## What to produce
Give the stretch of the listing from the line containing "value: 1.16 — [1199, 132, 1224, 147]" through the line containing "optimal-value: 0.24 — [1281, 132, 1307, 147]" as a numbered list, leaving out blank lines.

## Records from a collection
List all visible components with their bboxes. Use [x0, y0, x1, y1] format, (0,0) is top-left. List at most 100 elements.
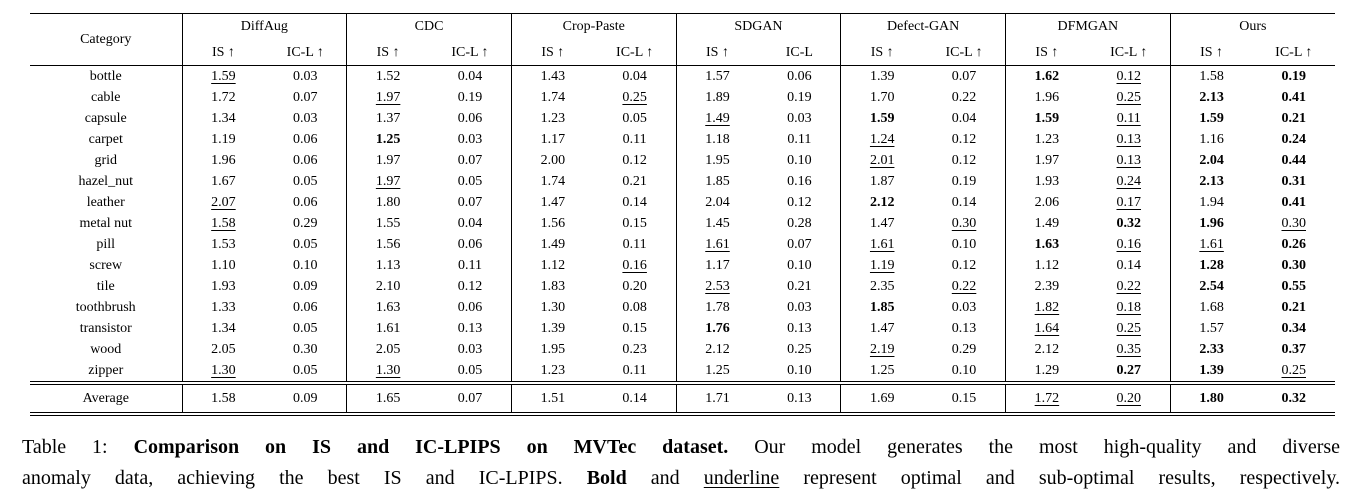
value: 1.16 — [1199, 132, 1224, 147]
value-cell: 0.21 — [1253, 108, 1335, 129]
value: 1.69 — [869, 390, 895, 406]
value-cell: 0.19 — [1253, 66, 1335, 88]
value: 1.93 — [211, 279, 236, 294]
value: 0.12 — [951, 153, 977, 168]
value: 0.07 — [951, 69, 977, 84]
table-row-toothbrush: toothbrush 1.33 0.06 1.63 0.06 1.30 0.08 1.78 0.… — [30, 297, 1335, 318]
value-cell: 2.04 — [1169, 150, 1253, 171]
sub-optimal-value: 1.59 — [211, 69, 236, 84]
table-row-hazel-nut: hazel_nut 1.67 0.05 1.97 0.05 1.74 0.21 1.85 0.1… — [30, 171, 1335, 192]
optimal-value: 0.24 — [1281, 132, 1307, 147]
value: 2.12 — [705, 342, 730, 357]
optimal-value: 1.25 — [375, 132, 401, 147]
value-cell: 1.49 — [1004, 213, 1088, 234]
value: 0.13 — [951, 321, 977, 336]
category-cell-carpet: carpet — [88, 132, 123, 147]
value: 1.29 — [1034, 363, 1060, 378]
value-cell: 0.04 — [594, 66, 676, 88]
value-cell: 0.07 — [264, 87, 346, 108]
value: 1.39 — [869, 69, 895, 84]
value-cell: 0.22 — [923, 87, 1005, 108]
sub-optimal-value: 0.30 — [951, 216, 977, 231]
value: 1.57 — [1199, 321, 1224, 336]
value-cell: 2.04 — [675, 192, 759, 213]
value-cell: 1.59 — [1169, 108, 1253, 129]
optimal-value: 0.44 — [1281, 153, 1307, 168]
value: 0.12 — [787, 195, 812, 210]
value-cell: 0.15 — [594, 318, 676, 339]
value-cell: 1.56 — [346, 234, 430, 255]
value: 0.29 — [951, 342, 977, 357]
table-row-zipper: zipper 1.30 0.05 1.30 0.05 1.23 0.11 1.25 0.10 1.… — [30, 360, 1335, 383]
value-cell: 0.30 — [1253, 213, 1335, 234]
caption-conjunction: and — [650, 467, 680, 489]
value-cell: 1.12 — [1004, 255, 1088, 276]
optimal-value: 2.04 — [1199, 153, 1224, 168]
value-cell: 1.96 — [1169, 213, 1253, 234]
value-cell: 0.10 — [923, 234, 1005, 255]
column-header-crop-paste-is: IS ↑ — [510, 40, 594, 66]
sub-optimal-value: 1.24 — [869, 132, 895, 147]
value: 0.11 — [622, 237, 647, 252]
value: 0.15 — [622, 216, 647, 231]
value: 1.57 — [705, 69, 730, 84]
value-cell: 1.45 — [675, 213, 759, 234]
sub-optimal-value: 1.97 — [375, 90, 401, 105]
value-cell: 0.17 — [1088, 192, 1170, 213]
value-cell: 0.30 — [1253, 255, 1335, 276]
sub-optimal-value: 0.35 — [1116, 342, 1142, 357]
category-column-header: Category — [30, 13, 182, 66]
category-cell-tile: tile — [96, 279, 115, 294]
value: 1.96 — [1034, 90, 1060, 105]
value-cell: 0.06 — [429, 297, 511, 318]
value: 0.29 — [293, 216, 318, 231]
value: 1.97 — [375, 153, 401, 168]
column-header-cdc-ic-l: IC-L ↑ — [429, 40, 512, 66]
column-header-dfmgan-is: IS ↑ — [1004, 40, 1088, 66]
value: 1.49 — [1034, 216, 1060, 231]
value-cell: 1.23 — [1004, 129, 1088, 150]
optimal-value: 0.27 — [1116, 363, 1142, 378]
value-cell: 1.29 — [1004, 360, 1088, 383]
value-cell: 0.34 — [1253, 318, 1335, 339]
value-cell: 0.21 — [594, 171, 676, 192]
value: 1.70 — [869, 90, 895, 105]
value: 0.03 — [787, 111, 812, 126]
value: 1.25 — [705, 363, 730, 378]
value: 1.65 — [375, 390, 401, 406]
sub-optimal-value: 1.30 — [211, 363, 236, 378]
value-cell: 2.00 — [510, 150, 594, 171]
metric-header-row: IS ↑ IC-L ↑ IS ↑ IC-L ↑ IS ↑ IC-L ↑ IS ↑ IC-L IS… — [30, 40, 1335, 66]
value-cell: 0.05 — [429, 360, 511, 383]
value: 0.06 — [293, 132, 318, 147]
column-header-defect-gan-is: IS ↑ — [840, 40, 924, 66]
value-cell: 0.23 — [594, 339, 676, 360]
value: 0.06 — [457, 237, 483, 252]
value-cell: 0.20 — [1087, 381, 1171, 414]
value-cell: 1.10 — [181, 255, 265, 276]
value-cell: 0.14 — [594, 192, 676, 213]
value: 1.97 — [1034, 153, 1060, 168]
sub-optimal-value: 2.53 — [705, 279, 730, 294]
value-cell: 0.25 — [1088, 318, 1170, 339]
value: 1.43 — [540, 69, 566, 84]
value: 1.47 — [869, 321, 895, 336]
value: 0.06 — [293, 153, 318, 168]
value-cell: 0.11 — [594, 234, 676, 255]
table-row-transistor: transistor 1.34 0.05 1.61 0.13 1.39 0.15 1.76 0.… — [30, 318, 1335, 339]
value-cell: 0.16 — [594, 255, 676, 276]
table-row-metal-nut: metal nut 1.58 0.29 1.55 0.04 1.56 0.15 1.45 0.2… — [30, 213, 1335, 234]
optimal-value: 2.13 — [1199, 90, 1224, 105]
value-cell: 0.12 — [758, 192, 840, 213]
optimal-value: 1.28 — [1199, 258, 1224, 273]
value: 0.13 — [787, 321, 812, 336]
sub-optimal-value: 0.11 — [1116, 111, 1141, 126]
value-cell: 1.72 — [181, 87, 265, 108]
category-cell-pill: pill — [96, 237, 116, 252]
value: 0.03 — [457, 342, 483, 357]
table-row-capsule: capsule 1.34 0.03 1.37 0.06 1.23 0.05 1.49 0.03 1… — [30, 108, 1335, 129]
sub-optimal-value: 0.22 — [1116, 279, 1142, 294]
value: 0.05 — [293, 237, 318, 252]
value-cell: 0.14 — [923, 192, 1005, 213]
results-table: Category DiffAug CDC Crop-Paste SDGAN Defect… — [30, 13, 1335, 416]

## The answer
1. value: 1.16 — [1199, 132, 1224, 147]
2. value-cell: 0.21 — [1253, 108, 1335, 129]
3. value: 1.69 — [869, 390, 895, 406]
4. value-cell: 0.19 — [1253, 66, 1335, 88]
5. value: 1.93 — [211, 279, 236, 294]
6. value: 0.12 — [951, 153, 977, 168]
7. value: 0.07 — [951, 69, 977, 84]
8. table-row-toothbrush: toothbrush 1.33 0.06 1.63 0.06 1.30 0.08 1.78 0.… — [30, 297, 1335, 318]
9. value-cell: 2.04 — [1169, 150, 1253, 171]
10. sub-optimal-value: 1.59 — [211, 69, 236, 84]
11. table-row-hazel-nut: hazel_nut 1.67 0.05 1.97 0.05 1.74 0.21 1.85 0.1… — [30, 171, 1335, 192]
12. optimal-value: 0.24 — [1281, 132, 1307, 147]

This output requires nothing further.